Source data
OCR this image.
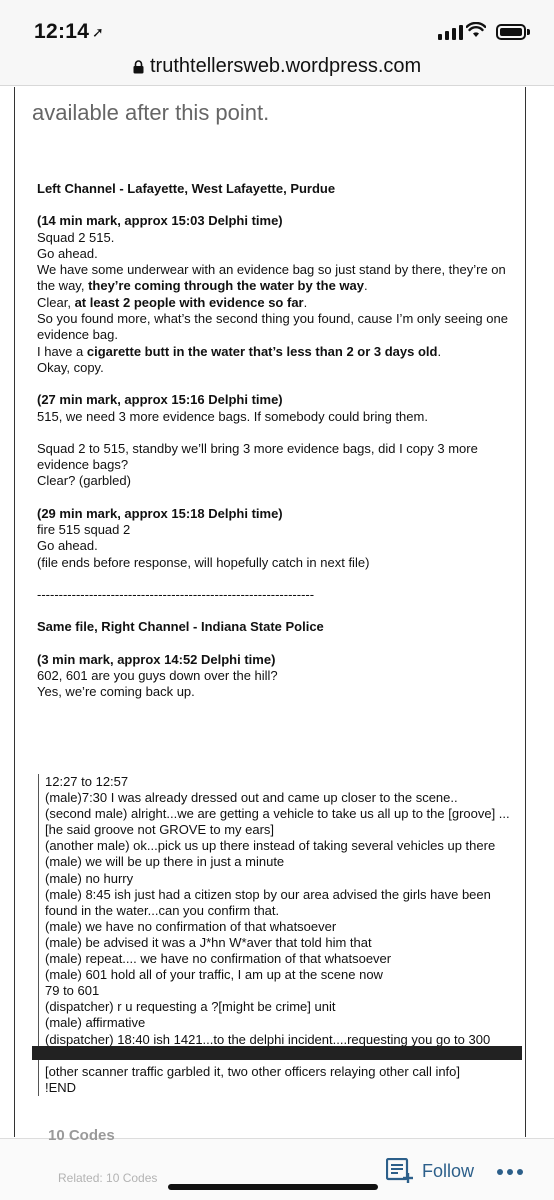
12:14 ➚
truthtellersweb.wordpress.com
available after this point.
Left Channel - Lafayette, West Lafayette, Purdue
(14 min mark, approx 15:03 Delphi time)
Squad 2 515.
Go ahead.
We have some underwear with an evidence bag so just stand by there, they’re on the way, they’re coming through the water by the way.
Clear, at least 2 people with evidence so far.
So you found more, what’s the second thing you found, cause I’m only seeing one evidence bag.
I have a cigarette butt in the water that’s less than 2 or 3 days old.
Okay, copy.
(27 min mark, approx 15:16 Delphi time)
515, we need 3 more evidence bags. If somebody could bring them.
Squad 2 to 515, standby we’ll bring 3 more evidence bags, did I copy 3 more evidence bags?
Clear? (garbled)
(29 min mark, approx 15:18 Delphi time)
fire 515 squad 2
Go ahead.
(file ends before response, will hopefully catch in next file)
----------------------------------------------------------------
Same file, Right Channel - Indiana State Police
(3 min mark, approx 14:52 Delphi time)
602, 601 are you guys down over the hill?
Yes, we’re coming back up.
12:27 to 12:57
(male)7:30 I was already dressed out and came up closer to the scene..
(second male) alright...we are getting a vehicle to take us all up to the [groove] ...[he said groove not GROVE to my ears]
(another male) ok...pick us up there instead of taking several vehicles up there
(male) we will be up there in just a minute
(male) no hurry
(male) 8:45 ish just had a citizen stop by our area advised the girls have been found in the water...can you confirm that.
(male) we have no confirmation of that whatsoever
(male) be advised it was a J*hn W*aver that told him that
(male) repeat.... we have no confirmation of that whatsoever
(male) 601 hold all of your traffic, I am up at the scene now
79 to 601
(dispatcher) r u requesting a ?[might be crime] unit
(male) affirmative
(dispatcher) 18:40 ish 1421...to the delphi incident....requesting you go to 300
[other scanner traffic garbled it, two other officers relaying other call info]
!END
10 Codes
Related: 10 Codes	Follow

* [Goal of the exercise]
Leave out the pictures and copy the rest of the material above exactly.

* [Solution for this exercise]
OCR this image.
12:14 ➚
truthtellersweb.wordpress.com
available after this point.
Left Channel - Lafayette, West Lafayette, Purdue
(14 min mark, approx 15:03 Delphi time)
Squad 2 515.
Go ahead.
We have some underwear with an evidence bag so just stand by there, they’re on the way, they’re coming through the water by the way.
Clear, at least 2 people with evidence so far.
So you found more, what’s the second thing you found, cause I’m only seeing one evidence bag.
I have a cigarette butt in the water that’s less than 2 or 3 days old.
Okay, copy.
(27 min mark, approx 15:16 Delphi time)
515, we need 3 more evidence bags. If somebody could bring them.
Squad 2 to 515, standby we’ll bring 3 more evidence bags, did I copy 3 more evidence bags?
Clear? (garbled)
(29 min mark, approx 15:18 Delphi time)
fire 515 squad 2
Go ahead.
(file ends before response, will hopefully catch in next file)
----------------------------------------------------------------
Same file, Right Channel - Indiana State Police
(3 min mark, approx 14:52 Delphi time)
602, 601 are you guys down over the hill?
Yes, we’re coming back up.
12:27 to 12:57
(male)7:30 I was already dressed out and came up closer to the scene..
(second male) alright...we are getting a vehicle to take us all up to the [groove] ...[he said groove not GROVE to my ears]
(another male) ok...pick us up there instead of taking several vehicles up there
(male) we will be up there in just a minute
(male) no hurry
(male) 8:45 ish just had a citizen stop by our area advised the girls have been found in the water...can you confirm that.
(male) we have no confirmation of that whatsoever
(male) be advised it was a J*hn W*aver that told him that
(male) repeat.... we have no confirmation of that whatsoever
(male) 601 hold all of your traffic, I am up at the scene now
79 to 601
(dispatcher) r u requesting a ?[might be crime] unit
(male) affirmative
(dispatcher) 18:40 ish 1421...to the delphi incident....requesting you go to 300
[other scanner traffic garbled it, two other officers relaying other call info]
!END
10 Codes
Related: 10 Codes	Follow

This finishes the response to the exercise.